■ Stated exercise
Render every entry exactly as it appears.

■ Data entries for graphics
= = = = = = =
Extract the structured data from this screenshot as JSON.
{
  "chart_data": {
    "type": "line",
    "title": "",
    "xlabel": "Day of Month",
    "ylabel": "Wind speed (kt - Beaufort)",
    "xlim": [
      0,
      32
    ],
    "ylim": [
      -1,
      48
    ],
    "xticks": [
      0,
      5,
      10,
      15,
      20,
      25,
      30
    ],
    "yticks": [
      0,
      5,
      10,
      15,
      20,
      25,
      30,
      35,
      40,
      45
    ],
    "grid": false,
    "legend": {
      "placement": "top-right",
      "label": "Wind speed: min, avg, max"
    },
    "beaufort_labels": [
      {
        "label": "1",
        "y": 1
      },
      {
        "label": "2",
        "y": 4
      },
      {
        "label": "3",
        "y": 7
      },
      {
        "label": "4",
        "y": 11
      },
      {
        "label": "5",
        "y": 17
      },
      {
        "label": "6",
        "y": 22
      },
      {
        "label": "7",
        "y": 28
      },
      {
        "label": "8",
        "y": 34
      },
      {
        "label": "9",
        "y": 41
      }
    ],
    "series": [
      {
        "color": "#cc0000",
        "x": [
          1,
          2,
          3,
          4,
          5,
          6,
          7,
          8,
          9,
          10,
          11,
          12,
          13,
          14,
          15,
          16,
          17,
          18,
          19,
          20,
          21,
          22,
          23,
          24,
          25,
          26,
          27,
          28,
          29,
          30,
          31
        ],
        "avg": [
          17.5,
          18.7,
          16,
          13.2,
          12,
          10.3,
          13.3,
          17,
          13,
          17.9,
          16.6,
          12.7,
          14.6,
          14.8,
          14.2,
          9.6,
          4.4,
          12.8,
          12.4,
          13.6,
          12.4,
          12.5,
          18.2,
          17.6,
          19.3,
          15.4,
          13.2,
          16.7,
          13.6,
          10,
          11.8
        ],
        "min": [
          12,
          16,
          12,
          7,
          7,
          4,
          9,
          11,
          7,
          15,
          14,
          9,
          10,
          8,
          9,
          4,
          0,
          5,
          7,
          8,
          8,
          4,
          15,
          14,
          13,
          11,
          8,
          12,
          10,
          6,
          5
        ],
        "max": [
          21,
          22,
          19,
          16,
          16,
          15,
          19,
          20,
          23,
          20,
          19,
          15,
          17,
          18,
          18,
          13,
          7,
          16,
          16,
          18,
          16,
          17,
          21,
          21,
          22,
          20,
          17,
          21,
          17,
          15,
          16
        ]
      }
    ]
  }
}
= = = = = = =
■ The reply
Extract the structured data from this screenshot as JSON.
{
  "chart_data": {
    "type": "line",
    "title": "",
    "xlabel": "Day of Month",
    "ylabel": "Wind speed (kt - Beaufort)",
    "xlim": [
      0,
      32
    ],
    "ylim": [
      -1,
      48
    ],
    "xticks": [
      0,
      5,
      10,
      15,
      20,
      25,
      30
    ],
    "yticks": [
      0,
      5,
      10,
      15,
      20,
      25,
      30,
      35,
      40,
      45
    ],
    "grid": false,
    "legend": {
      "placement": "top-right",
      "label": "Wind speed: min, avg, max"
    },
    "beaufort_labels": [
      {
        "label": "1",
        "y": 1
      },
      {
        "label": "2",
        "y": 4
      },
      {
        "label": "3",
        "y": 7
      },
      {
        "label": "4",
        "y": 11
      },
      {
        "label": "5",
        "y": 17
      },
      {
        "label": "6",
        "y": 22
      },
      {
        "label": "7",
        "y": 28
      },
      {
        "label": "8",
        "y": 34
      },
      {
        "label": "9",
        "y": 41
      }
    ],
    "series": [
      {
        "color": "#cc0000",
        "x": [
          1,
          2,
          3,
          4,
          5,
          6,
          7,
          8,
          9,
          10,
          11,
          12,
          13,
          14,
          15,
          16,
          17,
          18,
          19,
          20,
          21,
          22,
          23,
          24,
          25,
          26,
          27,
          28,
          29,
          30,
          31
        ],
        "avg": [
          17.5,
          18.7,
          16,
          13.2,
          12,
          10.3,
          13.3,
          17,
          13,
          17.9,
          16.6,
          12.7,
          14.6,
          14.8,
          14.2,
          9.6,
          4.4,
          12.8,
          12.4,
          13.6,
          12.4,
          12.5,
          18.2,
          17.6,
          19.3,
          15.4,
          13.2,
          16.7,
          13.6,
          10,
          11.8
        ],
        "min": [
          12,
          16,
          12,
          7,
          7,
          4,
          9,
          11,
          7,
          15,
          14,
          9,
          10,
          8,
          9,
          4,
          0,
          5,
          7,
          8,
          8,
          4,
          15,
          14,
          13,
          11,
          8,
          12,
          10,
          6,
          5
        ],
        "max": [
          21,
          22,
          19,
          16,
          16,
          15,
          19,
          20,
          23,
          20,
          19,
          15,
          17,
          18,
          18,
          13,
          7,
          16,
          16,
          18,
          16,
          17,
          21,
          21,
          22,
          20,
          17,
          21,
          17,
          15,
          16
        ]
      }
    ]
  }
}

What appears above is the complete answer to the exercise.